* _To be done_
Go through the entries and transcribe each one exactly, dropping the pictures.

Recorded data

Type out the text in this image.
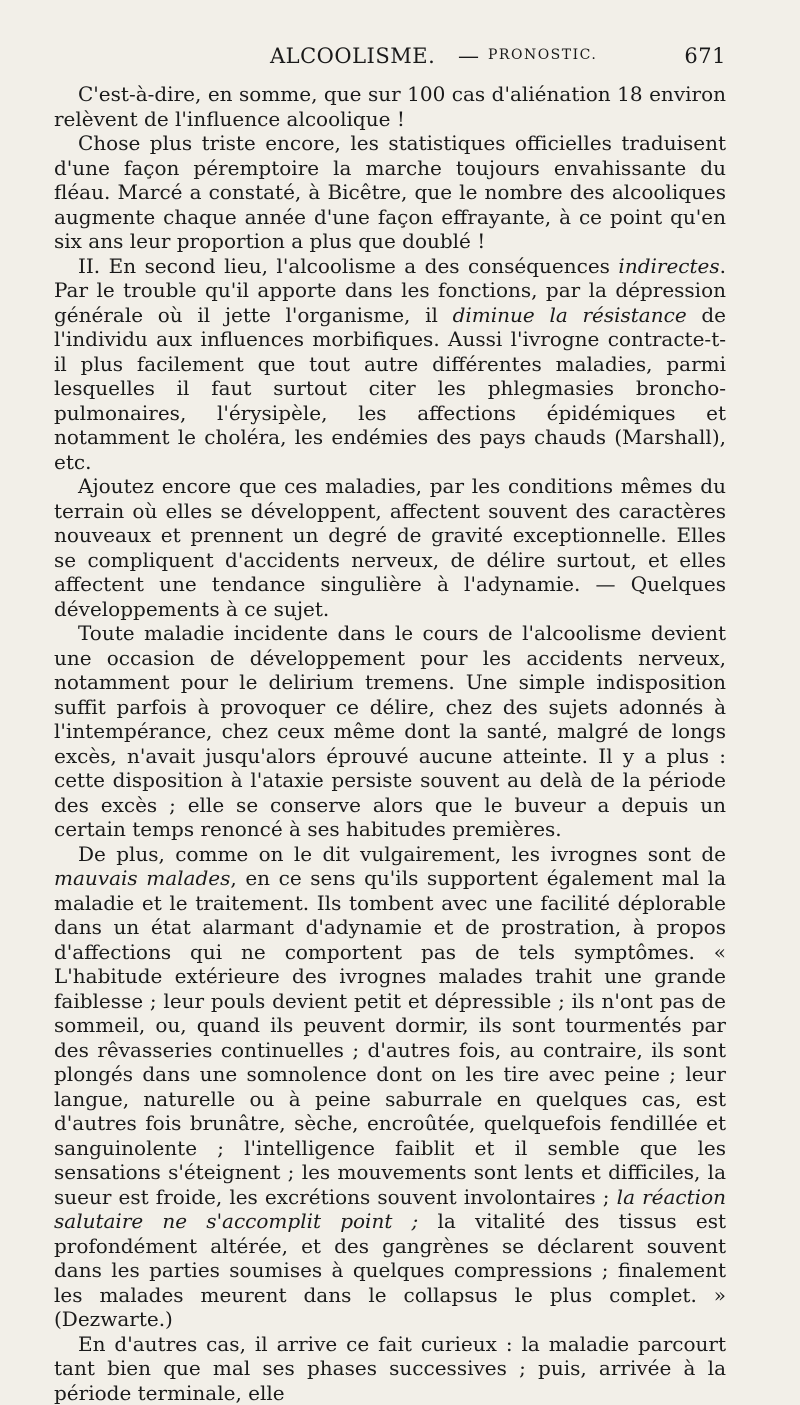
ALCOOLISME. — PRONOSTIC.	671

C'est-à-dire, en somme, que sur 100 cas d'aliénation 18 environ relèvent de l'influence alcoolique !

Chose plus triste encore, les statistiques officielles traduisent d'une façon péremptoire la marche toujours envahissante du fléau. Marcé a constaté, à Bicêtre, que le nombre des alcooliques augmente chaque année d'une façon effrayante, à ce point qu'en six ans leur proportion a plus que doublé !

II. En second lieu, l'alcoolisme a des conséquences indirectes. Par le trouble qu'il apporte dans les fonctions, par la dépression générale où il jette l'organisme, il diminue la résistance de l'individu aux influences morbifiques. Aussi l'ivrogne contracte-t-il plus facilement que tout autre différentes maladies, parmi lesquelles il faut surtout citer les phlegmasies broncho-pulmonaires, l'érysipèle, les affections épidémiques et notamment le choléra, les endémies des pays chauds (Marshall), etc.

Ajoutez encore que ces maladies, par les conditions mêmes du terrain où elles se développent, affectent souvent des caractères nouveaux et prennent un degré de gravité exceptionnelle. Elles se compliquent d'accidents nerveux, de délire surtout, et elles affectent une tendance singulière à l'adynamie. — Quelques développements à ce sujet.

Toute maladie incidente dans le cours de l'alcoolisme devient une occasion de développement pour les accidents nerveux, notamment pour le delirium tremens. Une simple indisposition suffit parfois à provoquer ce délire, chez des sujets adonnés à l'intempérance, chez ceux même dont la santé, malgré de longs excès, n'avait jusqu'alors éprouvé aucune atteinte. Il y a plus : cette disposition à l'ataxie persiste souvent au delà de la période des excès ; elle se conserve alors que le buveur a depuis un certain temps renoncé à ses habitudes premières.

De plus, comme on le dit vulgairement, les ivrognes sont de mauvais malades, en ce sens qu'ils supportent également mal la maladie et le traitement. Ils tombent avec une facilité déplorable dans un état alarmant d'adynamie et de prostration, à propos d'affections qui ne comportent pas de tels symptômes. « L'habitude extérieure des ivrognes malades trahit une grande faiblesse ; leur pouls devient petit et dépressible ; ils n'ont pas de sommeil, ou, quand ils peuvent dormir, ils sont tourmentés par des rêvasseries continuelles ; d'autres fois, au contraire, ils sont plongés dans une somnolence dont on les tire avec peine ; leur langue, naturelle ou à peine saburrale en quelques cas, est d'autres fois brunâtre, sèche, encroûtée, quelquefois fendillée et sanguinolente ; l'intelligence faiblit et il semble que les sensations s'éteignent ; les mouvements sont lents et difficiles, la sueur est froide, les excrétions souvent involontaires ; la réaction salutaire ne s'accomplit point ; la vitalité des tissus est profondément altérée, et des gangrènes se déclarent souvent dans les parties soumises à quelques compressions ; finalement les malades meurent dans le collapsus le plus complet. » (Dezwarte.)

En d'autres cas, il arrive ce fait curieux : la maladie parcourt tant bien que mal ses phases successives ; puis, arrivée à la période terminale, elle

* _Complete output_
Type out the text in this image.
ALCOOLISME. — PRONOSTIC.	671

C'est-à-dire, en somme, que sur 100 cas d'aliénation 18 environ relèvent de l'influence alcoolique !

Chose plus triste encore, les statistiques officielles traduisent d'une façon péremptoire la marche toujours envahissante du fléau. Marcé a constaté, à Bicêtre, que le nombre des alcooliques augmente chaque année d'une façon effrayante, à ce point qu'en six ans leur proportion a plus que doublé !

II. En second lieu, l'alcoolisme a des conséquences indirectes. Par le trouble qu'il apporte dans les fonctions, par la dépression générale où il jette l'organisme, il diminue la résistance de l'individu aux influences morbifiques. Aussi l'ivrogne contracte-t-il plus facilement que tout autre différentes maladies, parmi lesquelles il faut surtout citer les phlegmasies broncho-pulmonaires, l'érysipèle, les affections épidémiques et notamment le choléra, les endémies des pays chauds (Marshall), etc.

Ajoutez encore que ces maladies, par les conditions mêmes du terrain où elles se développent, affectent souvent des caractères nouveaux et prennent un degré de gravité exceptionnelle. Elles se compliquent d'accidents nerveux, de délire surtout, et elles affectent une tendance singulière à l'adynamie. — Quelques développements à ce sujet.

Toute maladie incidente dans le cours de l'alcoolisme devient une occasion de développement pour les accidents nerveux, notamment pour le delirium tremens. Une simple indisposition suffit parfois à provoquer ce délire, chez des sujets adonnés à l'intempérance, chez ceux même dont la santé, malgré de longs excès, n'avait jusqu'alors éprouvé aucune atteinte. Il y a plus : cette disposition à l'ataxie persiste souvent au delà de la période des excès ; elle se conserve alors que le buveur a depuis un certain temps renoncé à ses habitudes premières.

De plus, comme on le dit vulgairement, les ivrognes sont de mauvais malades, en ce sens qu'ils supportent également mal la maladie et le traitement. Ils tombent avec une facilité déplorable dans un état alarmant d'adynamie et de prostration, à propos d'affections qui ne comportent pas de tels symptômes. « L'habitude extérieure des ivrognes malades trahit une grande faiblesse ; leur pouls devient petit et dépressible ; ils n'ont pas de sommeil, ou, quand ils peuvent dormir, ils sont tourmentés par des rêvasseries continuelles ; d'autres fois, au contraire, ils sont plongés dans une somnolence dont on les tire avec peine ; leur langue, naturelle ou à peine saburrale en quelques cas, est d'autres fois brunâtre, sèche, encroûtée, quelquefois fendillée et sanguinolente ; l'intelligence faiblit et il semble que les sensations s'éteignent ; les mouvements sont lents et difficiles, la sueur est froide, les excrétions souvent involontaires ; la réaction salutaire ne s'accomplit point ; la vitalité des tissus est profondément altérée, et des gangrènes se déclarent souvent dans les parties soumises à quelques compressions ; finalement les malades meurent dans le collapsus le plus complet. » (Dezwarte.)

En d'autres cas, il arrive ce fait curieux : la maladie parcourt tant bien que mal ses phases successives ; puis, arrivée à la période terminale, elle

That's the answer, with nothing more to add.